─── Records for the exercise

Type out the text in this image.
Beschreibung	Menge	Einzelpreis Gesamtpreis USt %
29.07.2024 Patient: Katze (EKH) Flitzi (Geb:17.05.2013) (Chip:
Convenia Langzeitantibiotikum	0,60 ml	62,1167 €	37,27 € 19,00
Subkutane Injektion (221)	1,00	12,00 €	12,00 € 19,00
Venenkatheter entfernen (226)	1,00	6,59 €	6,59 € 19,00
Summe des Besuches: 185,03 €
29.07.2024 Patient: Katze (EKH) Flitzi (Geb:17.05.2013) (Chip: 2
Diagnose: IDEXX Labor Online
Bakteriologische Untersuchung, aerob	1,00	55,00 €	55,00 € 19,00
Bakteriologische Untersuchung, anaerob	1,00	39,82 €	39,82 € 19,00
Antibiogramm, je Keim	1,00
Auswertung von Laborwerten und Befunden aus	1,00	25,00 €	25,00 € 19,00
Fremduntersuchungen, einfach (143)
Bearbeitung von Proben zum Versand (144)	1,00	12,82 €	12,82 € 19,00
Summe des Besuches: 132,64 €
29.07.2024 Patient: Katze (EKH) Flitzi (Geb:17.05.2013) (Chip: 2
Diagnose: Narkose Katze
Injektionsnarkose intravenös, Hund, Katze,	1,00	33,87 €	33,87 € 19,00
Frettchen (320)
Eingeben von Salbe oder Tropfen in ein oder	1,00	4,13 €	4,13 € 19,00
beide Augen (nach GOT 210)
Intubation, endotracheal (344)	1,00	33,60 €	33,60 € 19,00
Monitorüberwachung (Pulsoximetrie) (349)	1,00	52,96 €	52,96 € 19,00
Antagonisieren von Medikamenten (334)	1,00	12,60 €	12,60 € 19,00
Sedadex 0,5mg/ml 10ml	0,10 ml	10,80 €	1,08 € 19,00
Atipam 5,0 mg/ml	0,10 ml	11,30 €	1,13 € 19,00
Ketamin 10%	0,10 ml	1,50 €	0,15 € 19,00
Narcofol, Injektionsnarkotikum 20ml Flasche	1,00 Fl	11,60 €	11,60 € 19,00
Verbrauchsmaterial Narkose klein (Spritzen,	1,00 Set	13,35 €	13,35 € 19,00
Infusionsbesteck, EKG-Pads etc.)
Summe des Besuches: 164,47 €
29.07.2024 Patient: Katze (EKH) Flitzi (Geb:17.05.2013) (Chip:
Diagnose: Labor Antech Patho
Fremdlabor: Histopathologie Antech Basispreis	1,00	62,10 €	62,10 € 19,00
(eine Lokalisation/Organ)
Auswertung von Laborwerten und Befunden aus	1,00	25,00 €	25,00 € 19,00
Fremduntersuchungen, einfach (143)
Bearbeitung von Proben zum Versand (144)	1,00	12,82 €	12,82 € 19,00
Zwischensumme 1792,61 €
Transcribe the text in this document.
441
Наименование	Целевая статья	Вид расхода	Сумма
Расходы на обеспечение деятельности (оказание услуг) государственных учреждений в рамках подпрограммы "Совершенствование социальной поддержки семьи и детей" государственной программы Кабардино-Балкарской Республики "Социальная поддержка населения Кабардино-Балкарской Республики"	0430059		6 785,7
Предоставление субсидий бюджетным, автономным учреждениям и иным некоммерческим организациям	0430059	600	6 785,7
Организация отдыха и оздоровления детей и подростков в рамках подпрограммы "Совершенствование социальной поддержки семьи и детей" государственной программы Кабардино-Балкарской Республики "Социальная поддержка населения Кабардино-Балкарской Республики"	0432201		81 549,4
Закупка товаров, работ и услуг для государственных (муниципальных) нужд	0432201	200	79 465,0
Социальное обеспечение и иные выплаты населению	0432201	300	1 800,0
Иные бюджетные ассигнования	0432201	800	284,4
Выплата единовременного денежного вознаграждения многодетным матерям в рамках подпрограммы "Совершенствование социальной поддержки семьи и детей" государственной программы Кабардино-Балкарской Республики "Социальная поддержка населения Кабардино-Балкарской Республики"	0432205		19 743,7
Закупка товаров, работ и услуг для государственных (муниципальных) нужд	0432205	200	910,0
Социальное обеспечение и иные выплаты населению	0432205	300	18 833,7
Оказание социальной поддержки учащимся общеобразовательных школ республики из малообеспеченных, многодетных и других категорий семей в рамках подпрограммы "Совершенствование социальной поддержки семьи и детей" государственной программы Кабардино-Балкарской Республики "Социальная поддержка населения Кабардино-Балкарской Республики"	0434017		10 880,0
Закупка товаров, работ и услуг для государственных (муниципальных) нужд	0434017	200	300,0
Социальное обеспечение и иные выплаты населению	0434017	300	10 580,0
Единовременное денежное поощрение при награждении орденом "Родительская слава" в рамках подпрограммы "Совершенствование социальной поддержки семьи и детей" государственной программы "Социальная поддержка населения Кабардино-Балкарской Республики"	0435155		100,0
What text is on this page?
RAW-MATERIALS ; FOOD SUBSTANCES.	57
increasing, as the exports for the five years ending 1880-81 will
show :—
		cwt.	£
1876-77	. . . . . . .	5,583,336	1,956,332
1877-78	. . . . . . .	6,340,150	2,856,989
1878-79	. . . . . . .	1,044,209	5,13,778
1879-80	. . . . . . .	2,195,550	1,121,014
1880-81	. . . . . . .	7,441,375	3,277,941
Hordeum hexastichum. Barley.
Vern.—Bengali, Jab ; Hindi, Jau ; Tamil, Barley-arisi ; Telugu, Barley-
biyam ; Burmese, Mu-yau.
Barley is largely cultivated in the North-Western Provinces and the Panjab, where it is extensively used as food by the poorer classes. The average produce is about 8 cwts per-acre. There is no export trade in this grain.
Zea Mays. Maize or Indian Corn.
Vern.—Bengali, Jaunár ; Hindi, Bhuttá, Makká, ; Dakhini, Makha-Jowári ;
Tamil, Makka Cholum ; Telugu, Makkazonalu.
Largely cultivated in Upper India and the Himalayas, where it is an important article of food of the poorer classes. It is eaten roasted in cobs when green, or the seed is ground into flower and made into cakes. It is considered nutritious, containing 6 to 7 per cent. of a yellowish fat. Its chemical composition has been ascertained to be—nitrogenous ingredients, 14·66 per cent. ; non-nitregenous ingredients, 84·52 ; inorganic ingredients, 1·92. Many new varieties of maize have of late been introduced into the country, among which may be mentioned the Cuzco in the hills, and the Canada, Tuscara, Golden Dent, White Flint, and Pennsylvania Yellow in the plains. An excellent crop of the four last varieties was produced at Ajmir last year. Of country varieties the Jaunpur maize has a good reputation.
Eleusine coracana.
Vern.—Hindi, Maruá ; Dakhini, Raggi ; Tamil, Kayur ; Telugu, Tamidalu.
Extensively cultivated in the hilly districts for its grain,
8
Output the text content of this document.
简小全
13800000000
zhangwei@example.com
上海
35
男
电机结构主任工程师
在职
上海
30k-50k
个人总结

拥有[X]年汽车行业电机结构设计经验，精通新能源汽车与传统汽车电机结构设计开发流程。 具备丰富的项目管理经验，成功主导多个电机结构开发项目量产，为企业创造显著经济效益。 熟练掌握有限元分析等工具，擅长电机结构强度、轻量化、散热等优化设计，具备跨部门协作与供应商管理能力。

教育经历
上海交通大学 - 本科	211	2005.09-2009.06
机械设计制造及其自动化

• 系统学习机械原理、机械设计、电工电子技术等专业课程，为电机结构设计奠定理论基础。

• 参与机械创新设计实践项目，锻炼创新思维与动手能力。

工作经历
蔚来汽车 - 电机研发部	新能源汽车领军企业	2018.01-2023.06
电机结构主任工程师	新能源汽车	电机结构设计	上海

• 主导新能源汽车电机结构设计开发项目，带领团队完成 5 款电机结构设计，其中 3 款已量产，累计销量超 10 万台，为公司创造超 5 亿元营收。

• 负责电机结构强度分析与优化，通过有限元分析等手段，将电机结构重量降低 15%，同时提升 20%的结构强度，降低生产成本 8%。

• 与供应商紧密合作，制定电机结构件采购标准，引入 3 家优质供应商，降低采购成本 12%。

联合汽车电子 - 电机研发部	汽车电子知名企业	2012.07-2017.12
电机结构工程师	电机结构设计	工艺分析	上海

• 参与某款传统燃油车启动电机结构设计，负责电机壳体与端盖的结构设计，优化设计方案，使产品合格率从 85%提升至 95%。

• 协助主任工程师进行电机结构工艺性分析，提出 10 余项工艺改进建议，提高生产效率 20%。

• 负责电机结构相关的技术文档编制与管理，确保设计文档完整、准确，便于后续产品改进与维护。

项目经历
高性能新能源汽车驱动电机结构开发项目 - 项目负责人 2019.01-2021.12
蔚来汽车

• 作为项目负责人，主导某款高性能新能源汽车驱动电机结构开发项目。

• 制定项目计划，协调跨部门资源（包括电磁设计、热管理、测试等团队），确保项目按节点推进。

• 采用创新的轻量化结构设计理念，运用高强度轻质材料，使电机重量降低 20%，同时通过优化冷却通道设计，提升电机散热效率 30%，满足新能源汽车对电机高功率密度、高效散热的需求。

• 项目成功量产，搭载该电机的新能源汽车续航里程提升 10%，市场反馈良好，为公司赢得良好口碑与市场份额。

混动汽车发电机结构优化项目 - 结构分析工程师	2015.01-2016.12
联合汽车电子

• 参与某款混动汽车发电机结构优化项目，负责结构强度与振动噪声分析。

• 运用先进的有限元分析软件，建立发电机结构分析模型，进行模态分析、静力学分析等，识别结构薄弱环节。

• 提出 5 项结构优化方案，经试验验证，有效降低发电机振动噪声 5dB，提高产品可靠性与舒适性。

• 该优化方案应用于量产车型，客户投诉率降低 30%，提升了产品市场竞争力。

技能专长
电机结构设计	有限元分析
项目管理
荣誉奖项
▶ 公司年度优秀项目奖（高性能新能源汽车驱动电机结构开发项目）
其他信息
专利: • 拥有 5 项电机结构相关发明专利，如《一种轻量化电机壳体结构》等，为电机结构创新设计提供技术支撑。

──────

What you need to do:
Return every line above that contains the word "电机研发部".

Right answer:
蔚来汽车 - 电机研发部	新能源汽车领军企业	2018.01-2023.06
联合汽车电子 - 电机研发部	汽车电子知名企业	2012.07-2017.12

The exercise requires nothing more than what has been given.